Given instruction: Write out the whole listing, matching it exactly.

Dataset listings of figures:
--

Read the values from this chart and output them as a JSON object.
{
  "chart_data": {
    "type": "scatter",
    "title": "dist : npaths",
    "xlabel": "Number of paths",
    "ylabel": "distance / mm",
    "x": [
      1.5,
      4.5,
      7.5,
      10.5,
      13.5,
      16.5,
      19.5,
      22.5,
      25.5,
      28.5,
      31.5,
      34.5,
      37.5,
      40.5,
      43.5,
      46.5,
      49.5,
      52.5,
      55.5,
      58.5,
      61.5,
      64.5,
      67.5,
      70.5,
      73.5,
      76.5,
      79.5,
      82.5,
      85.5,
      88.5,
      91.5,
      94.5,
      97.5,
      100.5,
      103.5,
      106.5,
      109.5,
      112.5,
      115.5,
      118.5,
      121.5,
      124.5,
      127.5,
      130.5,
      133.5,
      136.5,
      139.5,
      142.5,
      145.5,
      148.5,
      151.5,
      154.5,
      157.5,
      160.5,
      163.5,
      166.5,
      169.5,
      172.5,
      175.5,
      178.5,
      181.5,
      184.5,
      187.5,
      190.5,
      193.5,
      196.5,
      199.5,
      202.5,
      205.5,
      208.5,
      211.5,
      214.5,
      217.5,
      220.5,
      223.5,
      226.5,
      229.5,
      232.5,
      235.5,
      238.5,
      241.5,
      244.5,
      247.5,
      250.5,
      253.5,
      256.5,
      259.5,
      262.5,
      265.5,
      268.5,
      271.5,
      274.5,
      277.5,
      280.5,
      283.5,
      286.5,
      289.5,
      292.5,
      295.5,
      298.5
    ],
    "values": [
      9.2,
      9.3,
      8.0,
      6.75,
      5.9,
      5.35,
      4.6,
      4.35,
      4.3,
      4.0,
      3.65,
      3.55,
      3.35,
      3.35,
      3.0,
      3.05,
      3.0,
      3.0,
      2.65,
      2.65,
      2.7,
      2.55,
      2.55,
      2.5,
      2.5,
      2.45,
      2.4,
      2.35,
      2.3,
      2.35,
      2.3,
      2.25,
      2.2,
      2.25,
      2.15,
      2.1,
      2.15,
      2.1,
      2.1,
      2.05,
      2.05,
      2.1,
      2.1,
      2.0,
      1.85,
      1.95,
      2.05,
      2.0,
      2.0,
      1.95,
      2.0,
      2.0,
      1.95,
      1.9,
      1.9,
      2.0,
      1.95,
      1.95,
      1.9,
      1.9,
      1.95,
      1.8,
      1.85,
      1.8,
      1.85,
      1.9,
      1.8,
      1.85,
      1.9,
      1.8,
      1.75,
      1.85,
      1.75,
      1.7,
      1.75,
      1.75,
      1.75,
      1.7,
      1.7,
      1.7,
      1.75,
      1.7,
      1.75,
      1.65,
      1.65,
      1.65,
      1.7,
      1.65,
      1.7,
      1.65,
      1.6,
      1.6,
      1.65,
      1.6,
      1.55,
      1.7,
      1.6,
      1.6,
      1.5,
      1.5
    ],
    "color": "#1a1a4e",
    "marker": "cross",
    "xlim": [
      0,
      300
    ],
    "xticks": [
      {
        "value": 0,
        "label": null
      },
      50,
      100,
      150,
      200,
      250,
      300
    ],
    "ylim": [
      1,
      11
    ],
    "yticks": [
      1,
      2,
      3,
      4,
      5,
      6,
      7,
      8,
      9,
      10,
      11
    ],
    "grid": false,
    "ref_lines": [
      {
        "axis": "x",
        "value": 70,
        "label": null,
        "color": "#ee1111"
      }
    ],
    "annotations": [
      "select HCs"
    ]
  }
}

--

The result:
Read the values from this chart and output them as a JSON object.
{
  "chart_data": {
    "type": "scatter",
    "title": "dist : npaths",
    "xlabel": "Number of paths",
    "ylabel": "distance / mm",
    "x": [
      1.5,
      4.5,
      7.5,
      10.5,
      13.5,
      16.5,
      19.5,
      22.5,
      25.5,
      28.5,
      31.5,
      34.5,
      37.5,
      40.5,
      43.5,
      46.5,
      49.5,
      52.5,
      55.5,
      58.5,
      61.5,
      64.5,
      67.5,
      70.5,
      73.5,
      76.5,
      79.5,
      82.5,
      85.5,
      88.5,
      91.5,
      94.5,
      97.5,
      100.5,
      103.5,
      106.5,
      109.5,
      112.5,
      115.5,
      118.5,
      121.5,
      124.5,
      127.5,
      130.5,
      133.5,
      136.5,
      139.5,
      142.5,
      145.5,
      148.5,
      151.5,
      154.5,
      157.5,
      160.5,
      163.5,
      166.5,
      169.5,
      172.5,
      175.5,
      178.5,
      181.5,
      184.5,
      187.5,
      190.5,
      193.5,
      196.5,
      199.5,
      202.5,
      205.5,
      208.5,
      211.5,
      214.5,
      217.5,
      220.5,
      223.5,
      226.5,
      229.5,
      232.5,
      235.5,
      238.5,
      241.5,
      244.5,
      247.5,
      250.5,
      253.5,
      256.5,
      259.5,
      262.5,
      265.5,
      268.5,
      271.5,
      274.5,
      277.5,
      280.5,
      283.5,
      286.5,
      289.5,
      292.5,
      295.5,
      298.5
    ],
    "values": [
      9.2,
      9.3,
      8.0,
      6.75,
      5.9,
      5.35,
      4.6,
      4.35,
      4.3,
      4.0,
      3.65,
      3.55,
      3.35,
      3.35,
      3.0,
      3.05,
      3.0,
      3.0,
      2.65,
      2.65,
      2.7,
      2.55,
      2.55,
      2.5,
      2.5,
      2.45,
      2.4,
      2.35,
      2.3,
      2.35,
      2.3,
      2.25,
      2.2,
      2.25,
      2.15,
      2.1,
      2.15,
      2.1,
      2.1,
      2.05,
      2.05,
      2.1,
      2.1,
      2.0,
      1.85,
      1.95,
      2.05,
      2.0,
      2.0,
      1.95,
      2.0,
      2.0,
      1.95,
      1.9,
      1.9,
      2.0,
      1.95,
      1.95,
      1.9,
      1.9,
      1.95,
      1.8,
      1.85,
      1.8,
      1.85,
      1.9,
      1.8,
      1.85,
      1.9,
      1.8,
      1.75,
      1.85,
      1.75,
      1.7,
      1.75,
      1.75,
      1.75,
      1.7,
      1.7,
      1.7,
      1.75,
      1.7,
      1.75,
      1.65,
      1.65,
      1.65,
      1.7,
      1.65,
      1.7,
      1.65,
      1.6,
      1.6,
      1.65,
      1.6,
      1.55,
      1.7,
      1.6,
      1.6,
      1.5,
      1.5
    ],
    "color": "#1a1a4e",
    "marker": "cross",
    "xlim": [
      0,
      300
    ],
    "xticks": [
      {
        "value": 0,
        "label": null
      },
      50,
      100,
      150,
      200,
      250,
      300
    ],
    "ylim": [
      1,
      11
    ],
    "yticks": [
      1,
      2,
      3,
      4,
      5,
      6,
      7,
      8,
      9,
      10,
      11
    ],
    "grid": false,
    "ref_lines": [
      {
        "axis": "x",
        "value": 70,
        "label": null,
        "color": "#ee1111"
      }
    ],
    "annotations": [
      "select HCs"
    ]
  }
}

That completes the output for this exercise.